== Raw data
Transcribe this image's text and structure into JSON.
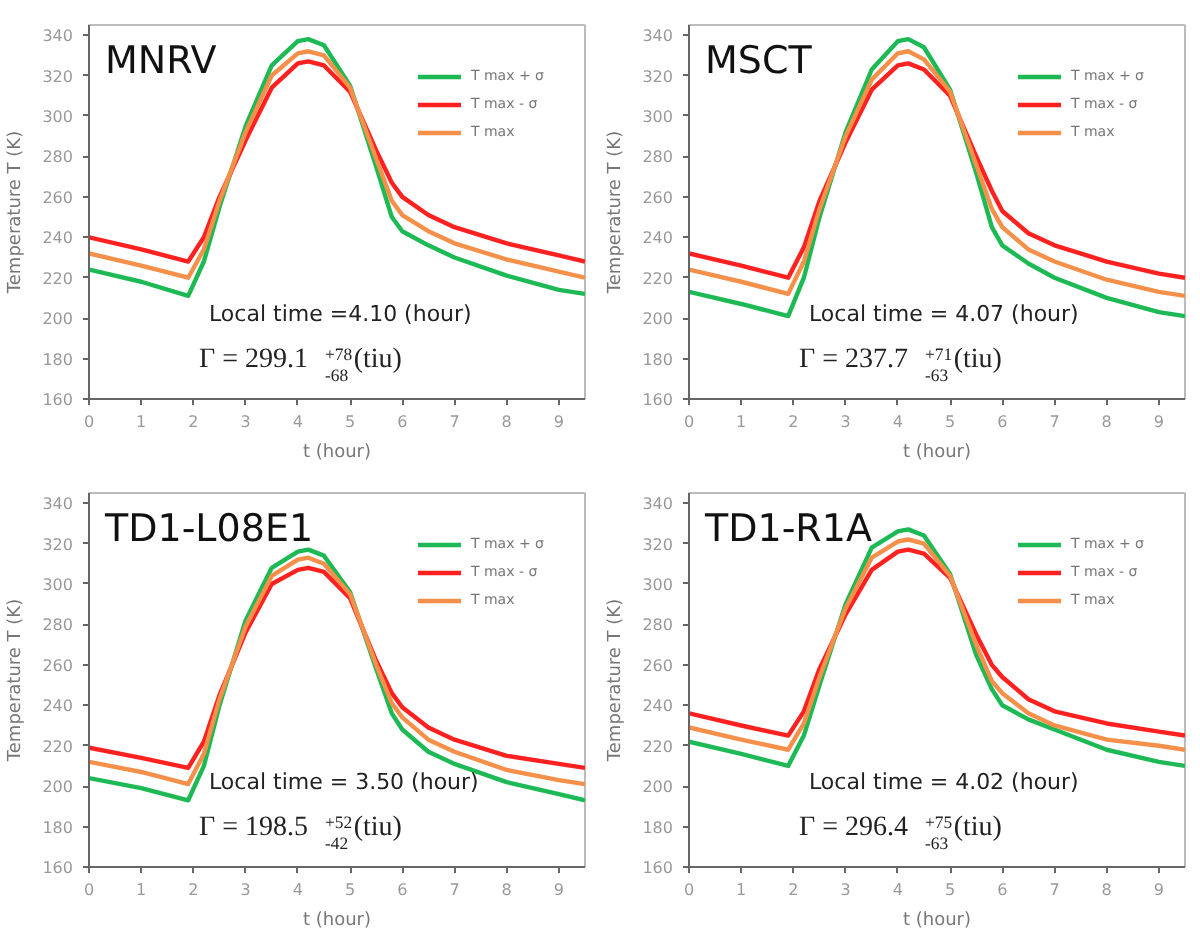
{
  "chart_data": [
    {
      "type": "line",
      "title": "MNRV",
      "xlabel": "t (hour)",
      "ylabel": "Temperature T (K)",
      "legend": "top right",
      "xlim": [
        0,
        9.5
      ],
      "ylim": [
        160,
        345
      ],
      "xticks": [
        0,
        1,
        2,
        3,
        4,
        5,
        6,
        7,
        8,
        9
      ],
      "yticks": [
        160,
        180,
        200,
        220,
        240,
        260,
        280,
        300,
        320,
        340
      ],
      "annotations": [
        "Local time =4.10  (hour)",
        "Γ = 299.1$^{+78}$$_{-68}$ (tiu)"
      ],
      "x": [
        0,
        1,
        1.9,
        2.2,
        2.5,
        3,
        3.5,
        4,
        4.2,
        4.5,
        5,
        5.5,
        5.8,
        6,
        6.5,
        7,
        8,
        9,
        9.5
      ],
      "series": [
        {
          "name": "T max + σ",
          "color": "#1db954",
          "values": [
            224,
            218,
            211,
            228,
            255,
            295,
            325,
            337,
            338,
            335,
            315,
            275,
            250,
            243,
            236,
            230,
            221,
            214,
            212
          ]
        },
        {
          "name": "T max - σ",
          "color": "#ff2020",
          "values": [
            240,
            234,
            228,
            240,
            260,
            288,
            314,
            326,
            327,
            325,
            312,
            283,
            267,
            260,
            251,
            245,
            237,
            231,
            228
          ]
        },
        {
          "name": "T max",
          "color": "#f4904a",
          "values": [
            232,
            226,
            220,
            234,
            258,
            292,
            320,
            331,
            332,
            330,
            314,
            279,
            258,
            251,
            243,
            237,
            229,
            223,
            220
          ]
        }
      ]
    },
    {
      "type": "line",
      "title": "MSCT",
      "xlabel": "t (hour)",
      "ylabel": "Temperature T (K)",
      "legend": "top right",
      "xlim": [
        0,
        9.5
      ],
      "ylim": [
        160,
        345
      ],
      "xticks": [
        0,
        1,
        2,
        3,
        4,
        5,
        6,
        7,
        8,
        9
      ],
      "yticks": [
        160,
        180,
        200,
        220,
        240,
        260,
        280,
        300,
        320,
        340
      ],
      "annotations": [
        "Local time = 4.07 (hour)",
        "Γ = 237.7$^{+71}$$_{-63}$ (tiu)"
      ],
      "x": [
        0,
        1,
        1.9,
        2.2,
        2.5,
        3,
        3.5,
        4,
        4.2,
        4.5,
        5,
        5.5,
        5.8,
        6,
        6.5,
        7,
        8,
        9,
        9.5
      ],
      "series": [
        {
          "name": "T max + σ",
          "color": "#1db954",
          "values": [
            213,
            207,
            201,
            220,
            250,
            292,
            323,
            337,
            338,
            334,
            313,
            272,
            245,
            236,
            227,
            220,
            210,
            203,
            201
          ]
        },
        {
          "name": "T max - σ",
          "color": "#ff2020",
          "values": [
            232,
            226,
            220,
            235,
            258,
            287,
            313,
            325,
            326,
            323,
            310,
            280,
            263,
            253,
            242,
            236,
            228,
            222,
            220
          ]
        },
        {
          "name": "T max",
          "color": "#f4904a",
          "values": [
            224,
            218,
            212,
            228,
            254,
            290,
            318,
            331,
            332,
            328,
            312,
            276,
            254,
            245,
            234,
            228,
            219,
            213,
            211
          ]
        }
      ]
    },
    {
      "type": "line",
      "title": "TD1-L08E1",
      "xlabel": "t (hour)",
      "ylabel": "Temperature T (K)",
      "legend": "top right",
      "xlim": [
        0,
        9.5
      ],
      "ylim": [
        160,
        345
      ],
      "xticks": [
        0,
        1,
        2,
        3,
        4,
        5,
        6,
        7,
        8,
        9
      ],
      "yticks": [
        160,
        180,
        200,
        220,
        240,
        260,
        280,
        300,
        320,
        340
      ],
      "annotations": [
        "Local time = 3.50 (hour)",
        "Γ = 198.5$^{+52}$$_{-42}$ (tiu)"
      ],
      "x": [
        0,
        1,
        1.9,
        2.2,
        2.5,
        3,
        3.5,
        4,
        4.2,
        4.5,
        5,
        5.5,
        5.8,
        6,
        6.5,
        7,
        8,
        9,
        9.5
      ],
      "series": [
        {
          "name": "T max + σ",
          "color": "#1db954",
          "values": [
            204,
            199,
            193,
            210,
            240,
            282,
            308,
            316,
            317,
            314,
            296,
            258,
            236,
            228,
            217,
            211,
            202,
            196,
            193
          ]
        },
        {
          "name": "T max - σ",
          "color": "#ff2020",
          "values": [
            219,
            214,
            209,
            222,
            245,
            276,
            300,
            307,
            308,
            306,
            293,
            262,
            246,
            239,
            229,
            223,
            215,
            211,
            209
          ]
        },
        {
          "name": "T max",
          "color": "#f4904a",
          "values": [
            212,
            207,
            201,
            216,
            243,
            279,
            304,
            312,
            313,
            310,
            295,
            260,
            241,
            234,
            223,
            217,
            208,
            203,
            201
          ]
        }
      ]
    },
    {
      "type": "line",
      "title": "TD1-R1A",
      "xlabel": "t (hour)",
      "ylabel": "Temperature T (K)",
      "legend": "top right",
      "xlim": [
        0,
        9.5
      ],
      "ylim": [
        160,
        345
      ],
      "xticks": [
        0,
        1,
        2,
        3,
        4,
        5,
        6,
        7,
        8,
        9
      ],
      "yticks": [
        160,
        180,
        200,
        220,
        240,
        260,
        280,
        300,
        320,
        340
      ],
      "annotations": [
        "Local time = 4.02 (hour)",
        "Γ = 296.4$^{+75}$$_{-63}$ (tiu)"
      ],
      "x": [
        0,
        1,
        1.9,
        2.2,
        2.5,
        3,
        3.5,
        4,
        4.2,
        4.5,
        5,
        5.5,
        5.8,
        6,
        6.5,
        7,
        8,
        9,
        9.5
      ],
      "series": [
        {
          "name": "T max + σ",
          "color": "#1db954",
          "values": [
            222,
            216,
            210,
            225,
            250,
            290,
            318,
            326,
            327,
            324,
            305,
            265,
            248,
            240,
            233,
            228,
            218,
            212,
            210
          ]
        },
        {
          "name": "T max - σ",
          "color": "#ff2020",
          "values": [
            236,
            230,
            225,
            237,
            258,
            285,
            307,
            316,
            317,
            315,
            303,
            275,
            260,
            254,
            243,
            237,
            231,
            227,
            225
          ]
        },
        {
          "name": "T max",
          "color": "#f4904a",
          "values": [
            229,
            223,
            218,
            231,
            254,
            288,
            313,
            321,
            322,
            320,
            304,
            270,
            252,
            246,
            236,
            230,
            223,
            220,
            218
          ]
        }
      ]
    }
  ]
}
====
== Raw data
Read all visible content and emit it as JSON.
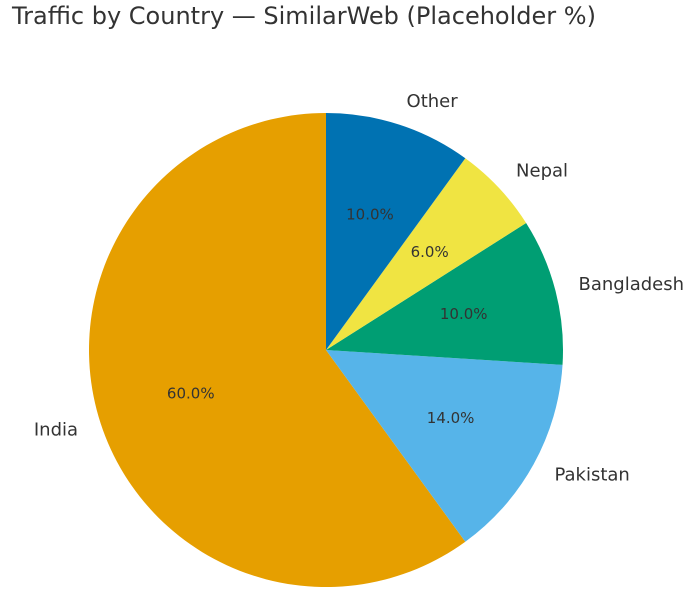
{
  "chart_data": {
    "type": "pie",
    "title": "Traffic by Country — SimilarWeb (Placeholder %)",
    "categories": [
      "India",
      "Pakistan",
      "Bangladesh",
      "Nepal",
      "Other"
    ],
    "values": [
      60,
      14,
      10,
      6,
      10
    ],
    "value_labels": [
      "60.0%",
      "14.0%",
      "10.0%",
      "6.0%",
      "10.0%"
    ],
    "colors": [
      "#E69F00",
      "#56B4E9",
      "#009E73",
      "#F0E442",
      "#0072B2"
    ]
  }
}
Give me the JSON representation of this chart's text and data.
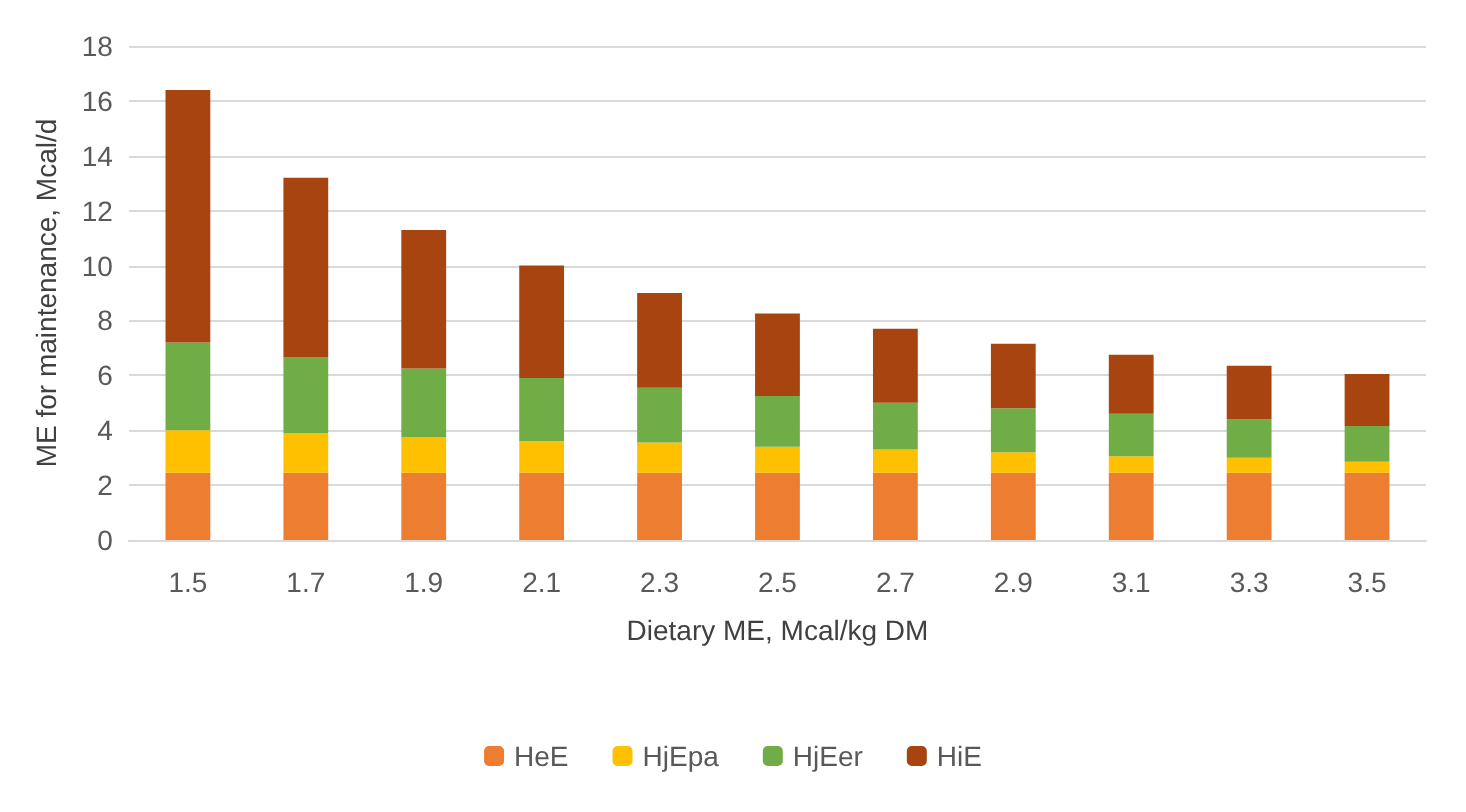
====
== Raw data
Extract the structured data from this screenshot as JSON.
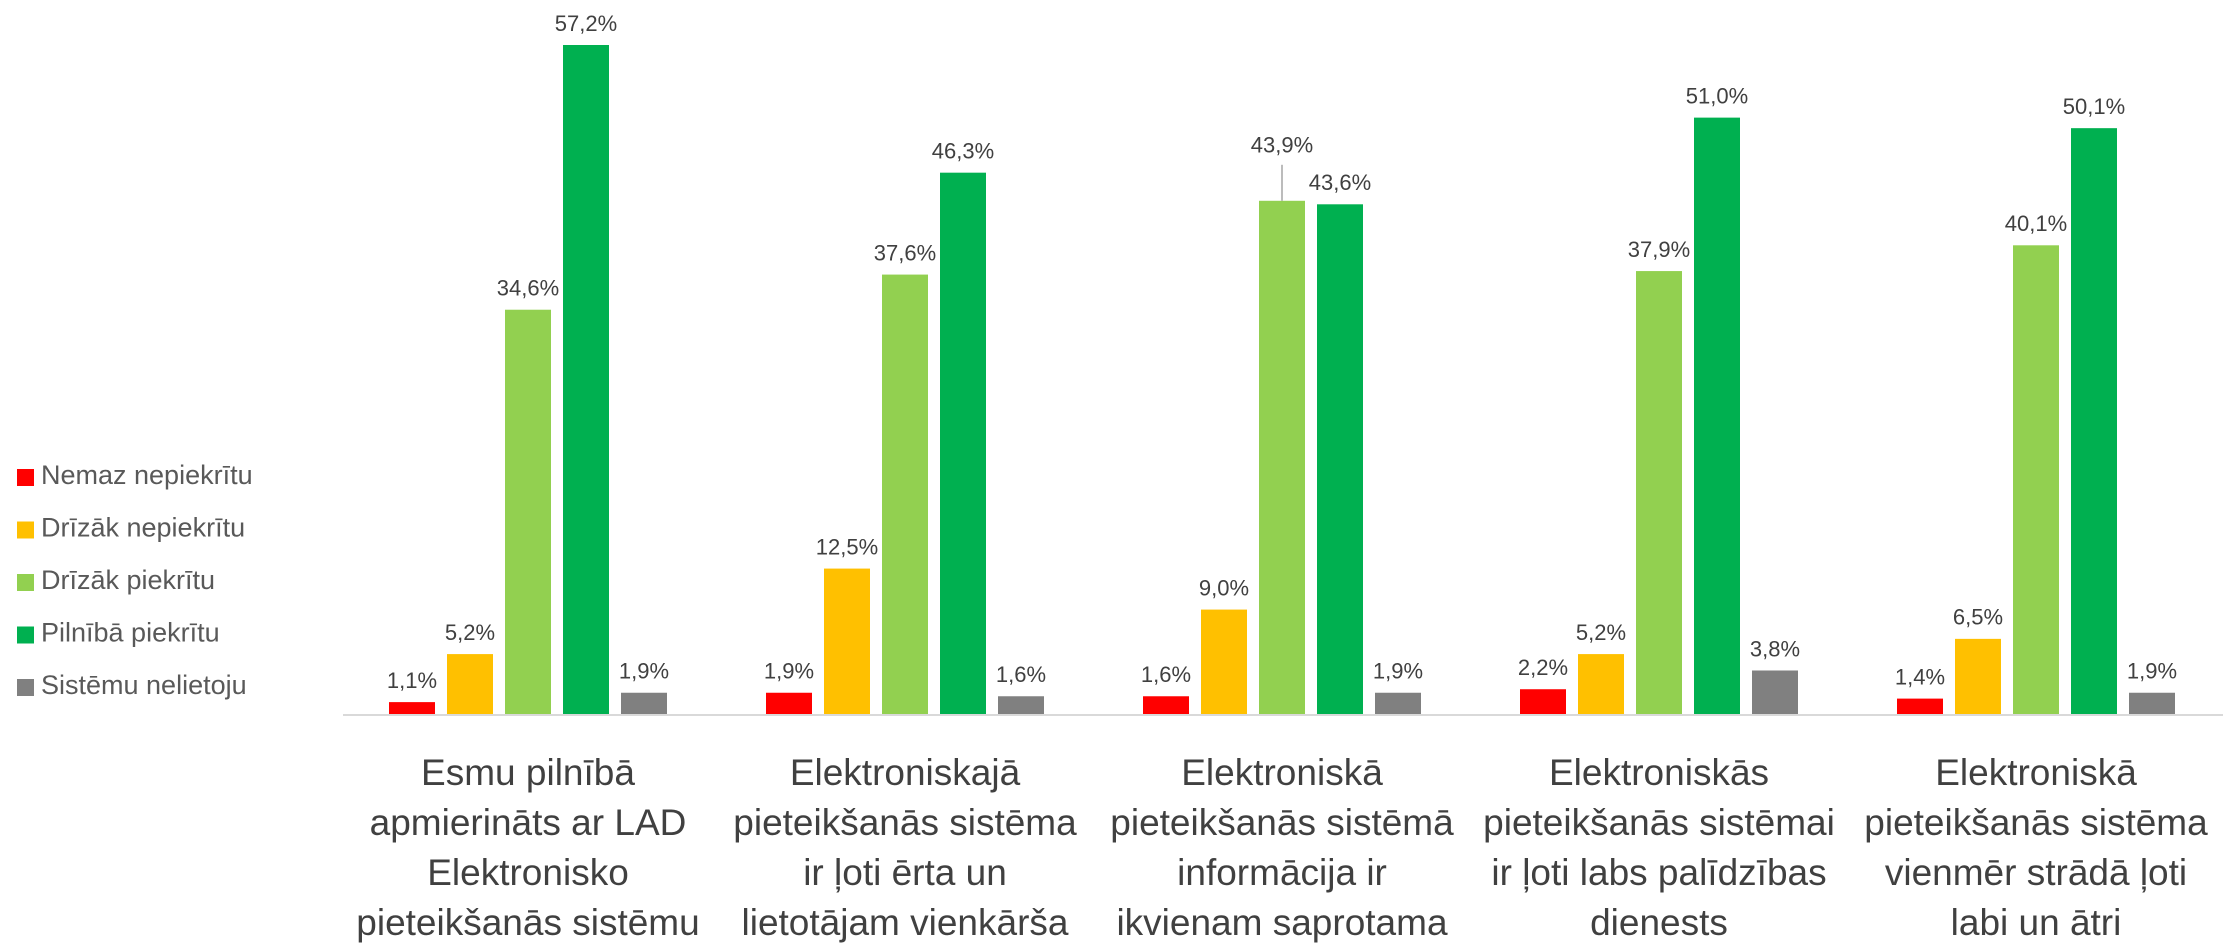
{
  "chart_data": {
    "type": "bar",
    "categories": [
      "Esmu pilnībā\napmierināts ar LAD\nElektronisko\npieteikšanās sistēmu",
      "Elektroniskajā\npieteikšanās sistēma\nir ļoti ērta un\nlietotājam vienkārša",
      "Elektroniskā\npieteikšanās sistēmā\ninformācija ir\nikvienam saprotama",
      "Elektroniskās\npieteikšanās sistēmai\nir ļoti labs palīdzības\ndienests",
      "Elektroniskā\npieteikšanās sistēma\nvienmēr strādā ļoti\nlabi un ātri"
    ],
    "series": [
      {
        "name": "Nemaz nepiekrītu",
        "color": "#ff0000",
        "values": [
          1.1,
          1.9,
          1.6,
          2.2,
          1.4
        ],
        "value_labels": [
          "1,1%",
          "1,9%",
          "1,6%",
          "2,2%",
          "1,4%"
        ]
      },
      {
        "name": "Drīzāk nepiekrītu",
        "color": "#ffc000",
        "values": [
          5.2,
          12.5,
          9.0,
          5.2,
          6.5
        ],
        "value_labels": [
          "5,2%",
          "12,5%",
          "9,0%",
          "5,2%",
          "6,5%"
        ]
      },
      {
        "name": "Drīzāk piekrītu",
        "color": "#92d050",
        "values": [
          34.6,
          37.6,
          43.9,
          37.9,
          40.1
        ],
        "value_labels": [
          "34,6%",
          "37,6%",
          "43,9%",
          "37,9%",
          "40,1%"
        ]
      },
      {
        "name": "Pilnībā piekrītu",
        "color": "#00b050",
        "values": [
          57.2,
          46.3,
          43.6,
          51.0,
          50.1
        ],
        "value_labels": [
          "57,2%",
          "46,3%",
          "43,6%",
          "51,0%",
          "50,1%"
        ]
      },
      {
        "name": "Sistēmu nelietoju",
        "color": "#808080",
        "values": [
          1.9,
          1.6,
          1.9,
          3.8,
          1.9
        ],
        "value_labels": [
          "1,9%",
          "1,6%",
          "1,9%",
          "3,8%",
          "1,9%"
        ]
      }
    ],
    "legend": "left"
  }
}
====
Work instructions:
Please quote only the span of lines whose first line contains "Read all visible content and emit it as JSON." and whose last line contains "Give me the", leaving every picture out.

Solution for this task:
Read all visible content and emit it as JSON.
{
  "chart_data": {
    "type": "pie",
    "title": "Traffic by Country — SimilarWeb (Placeholder %)",
    "categories": [
      "India",
      "Pakistan",
      "Bangladesh",
      "Nepal",
      "Other"
    ],
    "values": [
      60,
      14,
      10,
      6,
      10
    ],
    "value_labels": [
      "60.0%",
      "14.0%",
      "10.0%",
      "6.0%",
      "10.0%"
    ],
    "colors": [
      "#E69F00",
      "#56B4E9",
      "#009E73",
      "#F0E442",
      "#0072B2"
    ]
  }
}
Give me the JSON representation of this chart's text and data.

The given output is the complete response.